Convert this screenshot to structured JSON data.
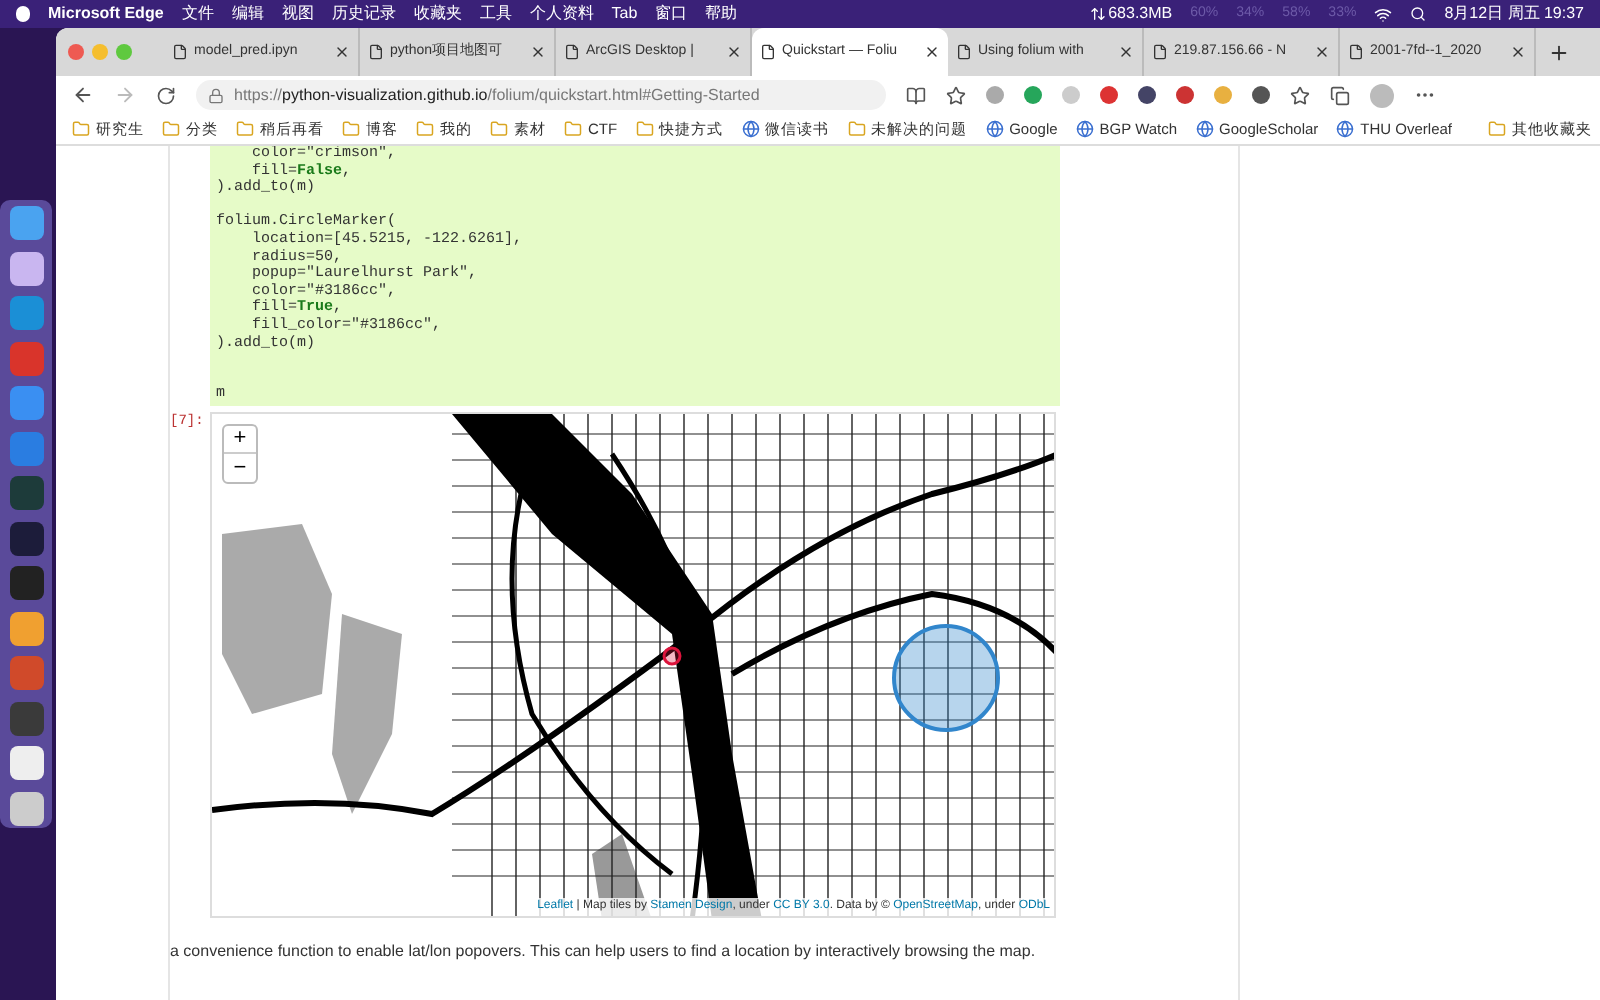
{
  "menu_bar": {
    "app": "Microsoft Edge",
    "items": [
      "文件",
      "编辑",
      "视图",
      "历史记录",
      "收藏夹",
      "工具",
      "个人资料",
      "Tab",
      "窗口",
      "帮助"
    ],
    "network": "683.3MB",
    "meters": [
      "60%",
      "34%",
      "58%",
      "33%"
    ],
    "datetime": "8月12日 周五 19:37"
  },
  "tabs": [
    {
      "label": "model_pred.ipyn",
      "selected": false
    },
    {
      "label": "python项目地图可",
      "selected": false
    },
    {
      "label": "ArcGIS Desktop |",
      "selected": false
    },
    {
      "label": "Quickstart — Foliu",
      "selected": true
    },
    {
      "label": "Using folium with",
      "selected": false
    },
    {
      "label": "219.87.156.66 - N",
      "selected": false
    },
    {
      "label": "2001-7fd--1_2020",
      "selected": false
    }
  ],
  "address_bar": {
    "url": "https://**python-visualization.github.io**/folium/quickstart.html#Getting-Started"
  },
  "bookmarks": [
    {
      "label": "研究生",
      "kind": "folder"
    },
    {
      "label": "分类",
      "kind": "folder"
    },
    {
      "label": "稍后再看",
      "kind": "folder"
    },
    {
      "label": "博客",
      "kind": "folder"
    },
    {
      "label": "我的",
      "kind": "folder"
    },
    {
      "label": "素材",
      "kind": "folder"
    },
    {
      "label": "CTF",
      "kind": "folder"
    },
    {
      "label": "快捷方式",
      "kind": "folder"
    },
    {
      "label": "微信读书",
      "kind": "site"
    },
    {
      "label": "未解决的问题",
      "kind": "folder"
    },
    {
      "label": "Google",
      "kind": "site"
    },
    {
      "label": "BGP Watch",
      "kind": "site"
    },
    {
      "label": "GoogleScholar",
      "kind": "site"
    },
    {
      "label": "THU Overleaf",
      "kind": "site"
    }
  ],
  "other_bookmarks": "其他收藏夹",
  "code_blocks": [
    [
      "    color=\"crimson\",",
      "    fill=**False**,",
      ").add_to(m)"
    ],
    [
      "folium.CircleMarker(",
      "    location=[45.5215, -122.6261],",
      "    radius=50,",
      "    popup=\"Laurelhurst Park\",",
      "    color=\"#3186cc\",",
      "    fill=**True**,",
      "    fill_color=\"#3186cc\",",
      ").add_to(m)"
    ],
    [
      "m"
    ]
  ],
  "output_prompt": "[7]:",
  "map": {
    "zoom_in": "+",
    "zoom_out": "−",
    "attribution": [
      {
        "text": "Leaflet",
        "link": true
      },
      {
        "text": " | Map tiles by ",
        "link": false
      },
      {
        "text": "Stamen Design",
        "link": true
      },
      {
        "text": ", under ",
        "link": false
      },
      {
        "text": "CC BY 3.0",
        "link": true
      },
      {
        "text": ". Data by © ",
        "link": false
      },
      {
        "text": "OpenStreetMap",
        "link": true
      },
      {
        "text": ", under ",
        "link": false
      },
      {
        "text": "ODbL",
        "link": true
      }
    ]
  },
  "paragraph": "a convenience function to enable lat/lon popovers. This can help users to find a location by interactively browsing the map."
}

::::::::::

## [SHORT EXERCISE]
Retype the data above exactly; pictures are not part of the copy.

## [SOLVED EXERCISE]
Convert this screenshot to structured JSON data.
{
  "menu_bar": {
    "app": "Microsoft Edge",
    "items": [
      "文件",
      "编辑",
      "视图",
      "历史记录",
      "收藏夹",
      "工具",
      "个人资料",
      "Tab",
      "窗口",
      "帮助"
    ],
    "network": "683.3MB",
    "meters": [
      "60%",
      "34%",
      "58%",
      "33%"
    ],
    "datetime": "8月12日 周五 19:37"
  },
  "tabs": [
    {
      "label": "model_pred.ipyn",
      "selected": false
    },
    {
      "label": "python项目地图可",
      "selected": false
    },
    {
      "label": "ArcGIS Desktop |",
      "selected": false
    },
    {
      "label": "Quickstart — Foliu",
      "selected": true
    },
    {
      "label": "Using folium with",
      "selected": false
    },
    {
      "label": "219.87.156.66 - N",
      "selected": false
    },
    {
      "label": "2001-7fd--1_2020",
      "selected": false
    }
  ],
  "address_bar": {
    "url": "https://**python-visualization.github.io**/folium/quickstart.html#Getting-Started"
  },
  "bookmarks": [
    {
      "label": "研究生",
      "kind": "folder"
    },
    {
      "label": "分类",
      "kind": "folder"
    },
    {
      "label": "稍后再看",
      "kind": "folder"
    },
    {
      "label": "博客",
      "kind": "folder"
    },
    {
      "label": "我的",
      "kind": "folder"
    },
    {
      "label": "素材",
      "kind": "folder"
    },
    {
      "label": "CTF",
      "kind": "folder"
    },
    {
      "label": "快捷方式",
      "kind": "folder"
    },
    {
      "label": "微信读书",
      "kind": "site"
    },
    {
      "label": "未解决的问题",
      "kind": "folder"
    },
    {
      "label": "Google",
      "kind": "site"
    },
    {
      "label": "BGP Watch",
      "kind": "site"
    },
    {
      "label": "GoogleScholar",
      "kind": "site"
    },
    {
      "label": "THU Overleaf",
      "kind": "site"
    }
  ],
  "other_bookmarks": "其他收藏夹",
  "code_blocks": [
    [
      "    color=\"crimson\",",
      "    fill=**False**,",
      ").add_to(m)"
    ],
    [
      "folium.CircleMarker(",
      "    location=[45.5215, -122.6261],",
      "    radius=50,",
      "    popup=\"Laurelhurst Park\",",
      "    color=\"#3186cc\",",
      "    fill=**True**,",
      "    fill_color=\"#3186cc\",",
      ").add_to(m)"
    ],
    [
      "m"
    ]
  ],
  "output_prompt": "[7]:",
  "map": {
    "zoom_in": "+",
    "zoom_out": "−",
    "attribution": [
      {
        "text": "Leaflet",
        "link": true
      },
      {
        "text": " | Map tiles by ",
        "link": false
      },
      {
        "text": "Stamen Design",
        "link": true
      },
      {
        "text": ", under ",
        "link": false
      },
      {
        "text": "CC BY 3.0",
        "link": true
      },
      {
        "text": ". Data by © ",
        "link": false
      },
      {
        "text": "OpenStreetMap",
        "link": true
      },
      {
        "text": ", under ",
        "link": false
      },
      {
        "text": "ODbL",
        "link": true
      }
    ]
  },
  "paragraph": "a convenience function to enable lat/lon popovers. This can help users to find a location by interactively browsing the map."
}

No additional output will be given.